Created on 04-17-2017 06:10 PM - edited 08-17-2019 10:31 PM
We have been facing an issue while we are trying to insert data from Managed to External Table S3. Each time when we have a new data in Managed Table, we need to append that new data into our external table S3. Instead of appending, it is replacing old data with newly received data (Old data are over written). I have come across similar JIRA thread and that patch is for Apache Hive (Link at the bottom). Since we are on HDP, can anyone help me out with this?
Below are the Versions:
create external table tests3prd (c1 string, c2 string) location 's3a://testdata/test/tests3prd/'; create table testint (c1 string,c2 string); insert into testint values (1,2);
insert into tests3prd select * from testint; (2 times)
When I re-insert the same values 1,2 , it overwrites the existing row and replaces with the new record.
Here is the S3 external files where each time *0000_0 is overwritten instead a new copy or serial addition.
PS: Jira Thread : https://issues.apache.org/jira/browse/HIVE-15199
Created 04-17-2017 06:10 PM
Created 05-03-2017 11:53 AM
This is fixed in Hortonworks Cloud. Is this on-prime cluster or Hortonworks Cloud?.
Created 05-04-2017 07:41 AM
Thanks Rajesh for the reply, this is on AWS EC2 instance installed with HDP 2.5.3 ! Let me know if you know any workaround for the same !
Created 08-18-2017 07:19 AM
You can try below workaround.
-Create merged temp table (old data + new data) using union all
-Insert overwrite the final table with merged data
-Drop temp table .
Created 08-18-2017 07:28 AM
@Rajesh Balamohan We are also facing the similar issue. Please let us know if there are any fixes available or any plan for fix in future releases for HDP.
HDP 2.5.3 (EC2 Instances), Hive 1.2.1
Created 12-29-2017 03:12 PM
It should be fixed in the current release of HDP 2.6. If not, please put in an official support request or JIRA ticket.
Created 12-29-2017 02:30 PM
Hello guys, I have a similar issue but with external table onto HDFS. Is there any solution on this so far? we are using HDP-18.104.22.168 and here is how my table looks like:
create external table test1(c1 int, c2 int) CLUSTERED BY(c1) SORTED BY(c1) INTO 4 BUCKETS ROW FORMAT DELIMITED FIELDS TERMINATED BY ',' STORED AS TEXTFILE LOCATION '/user/companies/';
Currently the data is always overwritten
Created 12-29-2017 03:17 PM
what version of Hive are using. 1.2 or 2.1?
Is there permissions for reading on that HDFS location? S3?
By default location is
You need to specify that it is stored in S3 and has permissions. By default it assumes the path is in HDFS.
Created 01-09-2018 08:01 PM
Hello guys, any update on this? I remind you that in my case it occurs on HDFS not S3.
Thank you in advance
Created 01-11-2018 05:52 PM
In case that someone will face the same problem we solved this by making the table internal, keeping the TextFile format and storing data under default Hive directory. The definition of table look like this at the moment:
create table test1(c1 int, c2 int) CLUSTERED BY(c1) SORTED BY(c1) INTO 4 BUCKETS ROW FORMAT DELIMITED FIELDS TERMINATED BY ',' STORED AS TEXTFILE;

§ **Job**: In the forum thread on Hive inserts overwriting data, how did the user with the HDFS external table solve the problem?

(Spatial annotation entries)
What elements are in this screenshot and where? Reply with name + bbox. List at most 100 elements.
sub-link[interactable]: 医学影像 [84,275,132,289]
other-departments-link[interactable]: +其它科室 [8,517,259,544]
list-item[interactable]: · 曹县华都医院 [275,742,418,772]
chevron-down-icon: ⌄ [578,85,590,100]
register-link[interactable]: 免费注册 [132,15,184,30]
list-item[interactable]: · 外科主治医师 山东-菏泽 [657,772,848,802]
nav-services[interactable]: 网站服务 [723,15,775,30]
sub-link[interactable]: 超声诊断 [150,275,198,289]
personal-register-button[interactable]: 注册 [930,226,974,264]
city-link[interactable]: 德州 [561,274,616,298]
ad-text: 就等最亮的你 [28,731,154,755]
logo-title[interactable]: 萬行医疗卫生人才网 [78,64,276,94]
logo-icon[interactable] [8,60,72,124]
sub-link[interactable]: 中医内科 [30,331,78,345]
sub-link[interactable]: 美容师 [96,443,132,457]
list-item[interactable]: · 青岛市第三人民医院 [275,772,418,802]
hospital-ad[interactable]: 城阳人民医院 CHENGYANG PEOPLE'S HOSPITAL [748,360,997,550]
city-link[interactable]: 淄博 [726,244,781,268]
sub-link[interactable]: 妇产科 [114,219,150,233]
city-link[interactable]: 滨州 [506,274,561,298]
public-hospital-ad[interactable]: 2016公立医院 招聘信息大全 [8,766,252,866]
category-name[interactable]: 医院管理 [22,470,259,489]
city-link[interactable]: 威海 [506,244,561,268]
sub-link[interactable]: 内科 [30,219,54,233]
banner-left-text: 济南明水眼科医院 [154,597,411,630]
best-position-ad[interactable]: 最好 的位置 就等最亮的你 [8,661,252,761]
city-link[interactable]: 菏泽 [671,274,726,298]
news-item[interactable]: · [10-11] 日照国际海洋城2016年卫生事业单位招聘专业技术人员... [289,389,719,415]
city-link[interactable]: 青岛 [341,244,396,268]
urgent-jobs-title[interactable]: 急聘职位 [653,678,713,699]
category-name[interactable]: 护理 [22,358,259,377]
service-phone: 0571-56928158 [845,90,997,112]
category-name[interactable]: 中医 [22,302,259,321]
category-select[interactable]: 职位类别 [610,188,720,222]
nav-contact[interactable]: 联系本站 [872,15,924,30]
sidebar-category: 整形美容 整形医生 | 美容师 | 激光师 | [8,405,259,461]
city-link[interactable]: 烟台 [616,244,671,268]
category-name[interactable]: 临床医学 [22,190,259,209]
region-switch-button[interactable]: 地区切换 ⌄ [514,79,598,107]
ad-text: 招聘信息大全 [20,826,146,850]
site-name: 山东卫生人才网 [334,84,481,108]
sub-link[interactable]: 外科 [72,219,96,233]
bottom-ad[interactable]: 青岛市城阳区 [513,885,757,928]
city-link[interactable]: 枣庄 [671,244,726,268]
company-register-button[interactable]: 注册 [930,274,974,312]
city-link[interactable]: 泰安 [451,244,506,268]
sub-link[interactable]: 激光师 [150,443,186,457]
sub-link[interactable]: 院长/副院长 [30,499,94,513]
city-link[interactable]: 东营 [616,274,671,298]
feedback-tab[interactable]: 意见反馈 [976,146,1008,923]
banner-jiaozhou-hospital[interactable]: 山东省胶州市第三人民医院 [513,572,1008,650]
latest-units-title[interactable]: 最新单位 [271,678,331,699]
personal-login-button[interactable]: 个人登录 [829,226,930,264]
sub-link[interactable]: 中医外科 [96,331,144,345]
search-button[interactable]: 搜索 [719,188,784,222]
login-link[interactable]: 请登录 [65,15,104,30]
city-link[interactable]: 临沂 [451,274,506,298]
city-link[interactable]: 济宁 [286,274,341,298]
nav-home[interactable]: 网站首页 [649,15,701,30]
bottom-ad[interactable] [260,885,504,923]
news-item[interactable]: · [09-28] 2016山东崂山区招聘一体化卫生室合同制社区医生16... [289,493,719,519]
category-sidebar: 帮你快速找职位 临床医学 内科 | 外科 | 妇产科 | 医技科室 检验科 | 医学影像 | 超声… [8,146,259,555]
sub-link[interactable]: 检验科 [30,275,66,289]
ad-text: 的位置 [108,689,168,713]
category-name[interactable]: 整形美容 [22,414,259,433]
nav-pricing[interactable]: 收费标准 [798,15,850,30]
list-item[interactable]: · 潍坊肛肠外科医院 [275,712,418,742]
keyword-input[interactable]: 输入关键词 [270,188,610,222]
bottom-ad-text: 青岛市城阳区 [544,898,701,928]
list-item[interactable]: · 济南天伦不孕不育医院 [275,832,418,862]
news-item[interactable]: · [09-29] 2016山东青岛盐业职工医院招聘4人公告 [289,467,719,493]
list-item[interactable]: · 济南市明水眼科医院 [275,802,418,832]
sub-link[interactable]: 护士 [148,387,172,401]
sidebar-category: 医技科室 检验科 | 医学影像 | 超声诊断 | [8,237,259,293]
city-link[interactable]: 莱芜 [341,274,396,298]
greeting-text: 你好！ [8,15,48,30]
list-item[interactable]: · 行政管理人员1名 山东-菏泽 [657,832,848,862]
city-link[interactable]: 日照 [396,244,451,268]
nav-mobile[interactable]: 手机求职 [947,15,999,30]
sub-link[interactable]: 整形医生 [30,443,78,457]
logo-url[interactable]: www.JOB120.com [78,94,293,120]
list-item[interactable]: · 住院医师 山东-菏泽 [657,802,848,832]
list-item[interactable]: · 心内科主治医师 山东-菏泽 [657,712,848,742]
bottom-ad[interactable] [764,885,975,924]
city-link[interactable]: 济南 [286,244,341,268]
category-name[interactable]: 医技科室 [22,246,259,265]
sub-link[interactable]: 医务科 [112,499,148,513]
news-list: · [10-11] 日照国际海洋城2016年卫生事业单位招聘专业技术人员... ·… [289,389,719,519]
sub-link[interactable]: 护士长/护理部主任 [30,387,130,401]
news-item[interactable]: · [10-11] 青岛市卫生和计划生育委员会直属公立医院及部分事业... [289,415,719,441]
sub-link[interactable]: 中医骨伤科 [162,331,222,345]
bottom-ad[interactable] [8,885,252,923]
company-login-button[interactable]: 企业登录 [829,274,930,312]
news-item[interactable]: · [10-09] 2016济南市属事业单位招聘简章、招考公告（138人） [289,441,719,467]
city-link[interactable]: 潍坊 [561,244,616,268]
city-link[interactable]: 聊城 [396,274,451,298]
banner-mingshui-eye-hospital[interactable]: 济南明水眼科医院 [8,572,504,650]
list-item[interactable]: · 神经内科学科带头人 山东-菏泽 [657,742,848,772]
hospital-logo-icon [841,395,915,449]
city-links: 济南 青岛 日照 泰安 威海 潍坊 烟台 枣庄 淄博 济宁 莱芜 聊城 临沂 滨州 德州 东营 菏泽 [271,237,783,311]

§ **Task output**: They made the table internal, kept the TextFile format, and stored the data under the default Hive directory.